Records supplied:
= = =

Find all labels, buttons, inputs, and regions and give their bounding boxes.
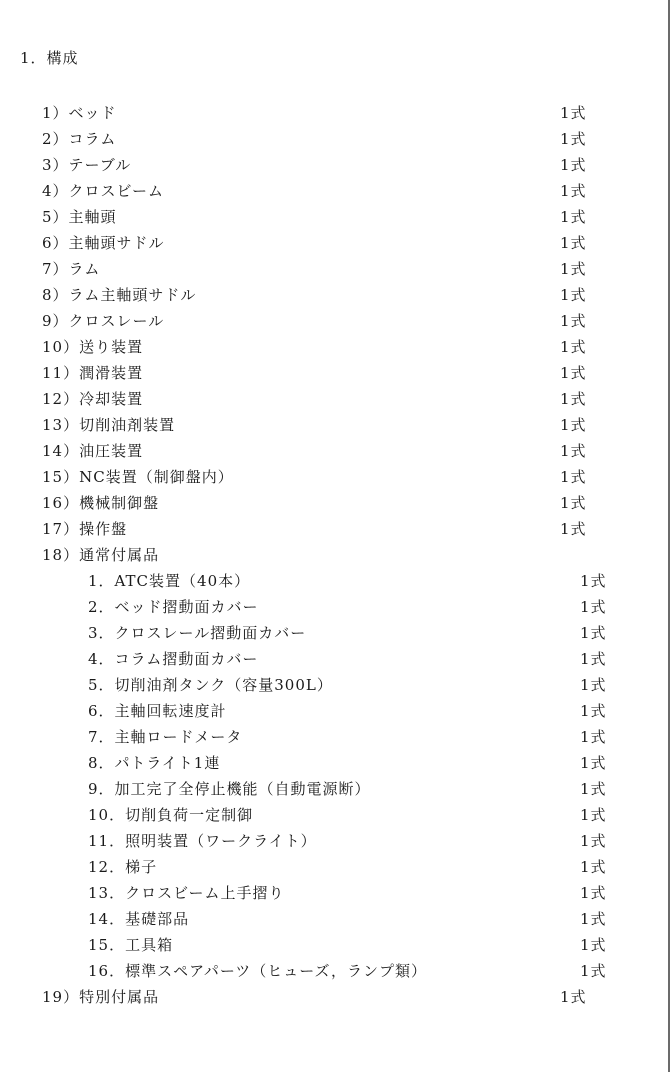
list-item-label: 19）特別付属品 bbox=[42, 988, 160, 1006]
list-item-label: 14）油圧装置 bbox=[42, 442, 144, 460]
list-item-label: 8．パトライト1連 bbox=[88, 754, 221, 772]
list-item-label: 7．主軸ロードメータ bbox=[88, 728, 243, 746]
list-item-label: 9．加工完了全停止機能（自動電源断） bbox=[88, 780, 371, 798]
list-item-quantity: 1式 bbox=[560, 338, 587, 356]
list-item-label: 1．ATC装置（40本） bbox=[88, 572, 251, 590]
list-item-label: 5）主軸頭 bbox=[42, 208, 117, 226]
list-item-quantity: 1式 bbox=[560, 988, 587, 1006]
list-item-quantity: 1式 bbox=[580, 910, 607, 928]
list-item-quantity: 1式 bbox=[560, 156, 587, 174]
list-item-quantity: 1式 bbox=[580, 754, 607, 772]
list-item-quantity: 1式 bbox=[560, 182, 587, 200]
list-item-label: 17）操作盤 bbox=[42, 520, 128, 538]
list-item-quantity: 1式 bbox=[580, 728, 607, 746]
list-item-label: 2．ベッド摺動面カバー bbox=[88, 598, 259, 616]
list-item-label: 8）ラム主軸頭サドル bbox=[42, 286, 197, 304]
list-item-quantity: 1式 bbox=[560, 520, 587, 538]
list-item-quantity: 1式 bbox=[580, 572, 607, 590]
list-item-label: 13．クロスビーム上手摺り bbox=[88, 884, 285, 902]
list-item-label: 4．コラム摺動面カバー bbox=[88, 650, 259, 668]
list-item-quantity: 1式 bbox=[580, 624, 607, 642]
list-item-label: 18）通常付属品 bbox=[42, 546, 160, 564]
list-item-quantity: 1式 bbox=[560, 286, 587, 304]
list-item-quantity: 1式 bbox=[560, 416, 587, 434]
list-item-quantity: 1式 bbox=[580, 598, 607, 616]
list-item-quantity: 1式 bbox=[580, 676, 607, 694]
list-item-label: 6．主軸回転速度計 bbox=[88, 702, 227, 720]
list-item-quantity: 1式 bbox=[580, 832, 607, 850]
list-item-label: 11．照明装置（ワークライト） bbox=[88, 832, 317, 850]
list-item-label: 1）ベッド bbox=[42, 104, 117, 122]
list-item-quantity: 1式 bbox=[560, 468, 587, 486]
list-item-label: 4）クロスビーム bbox=[42, 182, 164, 200]
list-item-quantity: 1式 bbox=[560, 390, 587, 408]
list-item-label: 9）クロスレール bbox=[42, 312, 165, 330]
list-item-label: 15）NC装置（制御盤内） bbox=[42, 468, 234, 486]
list-item-quantity: 1式 bbox=[560, 130, 587, 148]
list-item-label: 3．クロスレール摺動面カバー bbox=[88, 624, 307, 642]
list-item-quantity: 1式 bbox=[580, 702, 607, 720]
list-item-quantity: 1式 bbox=[560, 234, 587, 252]
list-item-quantity: 1式 bbox=[560, 494, 587, 512]
list-item-label: 7）ラム bbox=[42, 260, 101, 278]
list-item-quantity: 1式 bbox=[580, 806, 607, 824]
list-item-quantity: 1式 bbox=[580, 650, 607, 668]
list-item-quantity: 1式 bbox=[560, 312, 587, 330]
list-item-label: 16）機械制御盤 bbox=[42, 494, 160, 512]
list-item-quantity: 1式 bbox=[580, 858, 607, 876]
list-item-label: 15．工具箱 bbox=[88, 936, 174, 954]
list-item-quantity: 1式 bbox=[560, 260, 587, 278]
list-item-label: 5．切削油剤タンク（容量300L） bbox=[88, 676, 333, 694]
list-item-quantity: 1式 bbox=[580, 962, 607, 980]
list-item-label: 12．梯子 bbox=[88, 858, 158, 876]
list-item-label: 13）切削油剤装置 bbox=[42, 416, 176, 434]
list-item-label: 10．切削負荷一定制御 bbox=[88, 806, 254, 824]
list-item-quantity: 1式 bbox=[580, 780, 607, 798]
list-item-quantity: 1式 bbox=[560, 364, 587, 382]
list-item-quantity: 1式 bbox=[560, 104, 587, 122]
list-item-label: 16．標準スペアパーツ（ヒューズ，ランプ類） bbox=[88, 962, 427, 980]
list-item-label: 10）送り装置 bbox=[42, 338, 144, 356]
list-item-quantity: 1式 bbox=[580, 884, 607, 902]
list-item-label: 12）冷却装置 bbox=[42, 390, 144, 408]
list-item-label: 14．基礎部品 bbox=[88, 910, 190, 928]
list-item-quantity: 1式 bbox=[560, 442, 587, 460]
list-item-label: 11）潤滑装置 bbox=[42, 364, 144, 382]
section-title: 1．構成 bbox=[20, 49, 79, 67]
list-item-label: 6）主軸頭サドル bbox=[42, 234, 165, 252]
list-item-quantity: 1式 bbox=[580, 936, 607, 954]
list-item-label: 2）コラム bbox=[42, 130, 117, 148]
list-item-quantity: 1式 bbox=[560, 208, 587, 226]
list-item-label: 3）テーブル bbox=[42, 156, 132, 174]
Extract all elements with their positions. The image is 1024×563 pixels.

= = =

Work to do:
Revise the listing from the line with "list-item-label: 19）特別付属品 bbox=[42, 988, 160, 1006]" up to and including the line with "list-item-label: 1．ATC装置（40本） bbox=[88, 572, 251, 590]": replace "油圧装置" with "油圧ユニット" and leave everything else unchanged.

Result of this task:
list-item-label: 19）特別付属品 bbox=[42, 988, 160, 1006]
list-item-label: 14）油圧ユニット bbox=[42, 442, 144, 460]
list-item-label: 8．パトライト1連 bbox=[88, 754, 221, 772]
list-item-label: 7．主軸ロードメータ bbox=[88, 728, 243, 746]
list-item-label: 9．加工完了全停止機能（自動電源断） bbox=[88, 780, 371, 798]
list-item-quantity: 1式 bbox=[560, 338, 587, 356]
list-item-label: 1．ATC装置（40本） bbox=[88, 572, 251, 590]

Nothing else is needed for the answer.